(Exercise data):
— Start —
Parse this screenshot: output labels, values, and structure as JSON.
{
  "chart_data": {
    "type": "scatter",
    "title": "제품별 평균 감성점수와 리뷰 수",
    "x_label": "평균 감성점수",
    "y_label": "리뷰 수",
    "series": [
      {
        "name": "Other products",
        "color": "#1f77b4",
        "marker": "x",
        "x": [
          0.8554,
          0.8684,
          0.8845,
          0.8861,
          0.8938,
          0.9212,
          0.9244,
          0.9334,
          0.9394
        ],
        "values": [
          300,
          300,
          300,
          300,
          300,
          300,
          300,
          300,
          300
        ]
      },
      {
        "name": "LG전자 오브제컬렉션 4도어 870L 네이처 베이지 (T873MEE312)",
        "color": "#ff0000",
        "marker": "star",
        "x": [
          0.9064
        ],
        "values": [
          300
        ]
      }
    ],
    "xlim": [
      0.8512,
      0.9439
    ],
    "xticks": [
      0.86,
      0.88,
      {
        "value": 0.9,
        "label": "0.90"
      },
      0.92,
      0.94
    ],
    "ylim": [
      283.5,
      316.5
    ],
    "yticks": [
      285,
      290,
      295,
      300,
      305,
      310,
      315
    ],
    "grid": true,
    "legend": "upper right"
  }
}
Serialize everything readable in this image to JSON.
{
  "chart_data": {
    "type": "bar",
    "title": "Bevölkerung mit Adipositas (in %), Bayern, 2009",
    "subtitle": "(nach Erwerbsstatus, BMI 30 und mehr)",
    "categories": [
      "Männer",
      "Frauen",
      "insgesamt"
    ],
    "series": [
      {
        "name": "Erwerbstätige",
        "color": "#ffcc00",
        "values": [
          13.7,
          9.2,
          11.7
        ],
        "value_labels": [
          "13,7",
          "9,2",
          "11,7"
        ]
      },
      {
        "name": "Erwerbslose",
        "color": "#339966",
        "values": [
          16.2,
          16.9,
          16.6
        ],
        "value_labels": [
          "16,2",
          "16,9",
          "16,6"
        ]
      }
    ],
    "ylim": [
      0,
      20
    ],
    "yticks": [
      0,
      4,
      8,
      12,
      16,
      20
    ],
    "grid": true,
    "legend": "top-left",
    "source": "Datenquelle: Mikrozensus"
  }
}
— End —
(Stated exercise): Reproduce each entry exactly, leaving out nothing.

(The answer):
Parse this screenshot: output labels, values, and structure as JSON.
{
  "chart_data": {
    "type": "scatter",
    "title": "제품별 평균 감성점수와 리뷰 수",
    "x_label": "평균 감성점수",
    "y_label": "리뷰 수",
    "series": [
      {
        "name": "Other products",
        "color": "#1f77b4",
        "marker": "x",
        "x": [
          0.8554,
          0.8684,
          0.8845,
          0.8861,
          0.8938,
          0.9212,
          0.9244,
          0.9334,
          0.9394
        ],
        "values": [
          300,
          300,
          300,
          300,
          300,
          300,
          300,
          300,
          300
        ]
      },
      {
        "name": "LG전자 오브제컬렉션 4도어 870L 네이처 베이지 (T873MEE312)",
        "color": "#ff0000",
        "marker": "star",
        "x": [
          0.9064
        ],
        "values": [
          300
        ]
      }
    ],
    "xlim": [
      0.8512,
      0.9439
    ],
    "xticks": [
      0.86,
      0.88,
      {
        "value": 0.9,
        "label": "0.90"
      },
      0.92,
      0.94
    ],
    "ylim": [
      283.5,
      316.5
    ],
    "yticks": [
      285,
      290,
      295,
      300,
      305,
      310,
      315
    ],
    "grid": true,
    "legend": "upper right"
  }
}
Serialize everything readable in this image to JSON.
{
  "chart_data": {
    "type": "bar",
    "title": "Bevölkerung mit Adipositas (in %), Bayern, 2009",
    "subtitle": "(nach Erwerbsstatus, BMI 30 und mehr)",
    "categories": [
      "Männer",
      "Frauen",
      "insgesamt"
    ],
    "series": [
      {
        "name": "Erwerbstätige",
        "color": "#ffcc00",
        "values": [
          13.7,
          9.2,
          11.7
        ],
        "value_labels": [
          "13,7",
          "9,2",
          "11,7"
        ]
      },
      {
        "name": "Erwerbslose",
        "color": "#339966",
        "values": [
          16.2,
          16.9,
          16.6
        ],
        "value_labels": [
          "16,2",
          "16,9",
          "16,6"
        ]
      }
    ],
    "ylim": [
      0,
      20
    ],
    "yticks": [
      0,
      4,
      8,
      12,
      16,
      20
    ],
    "grid": true,
    "legend": "top-left",
    "source": "Datenquelle: Mikrozensus"
  }
}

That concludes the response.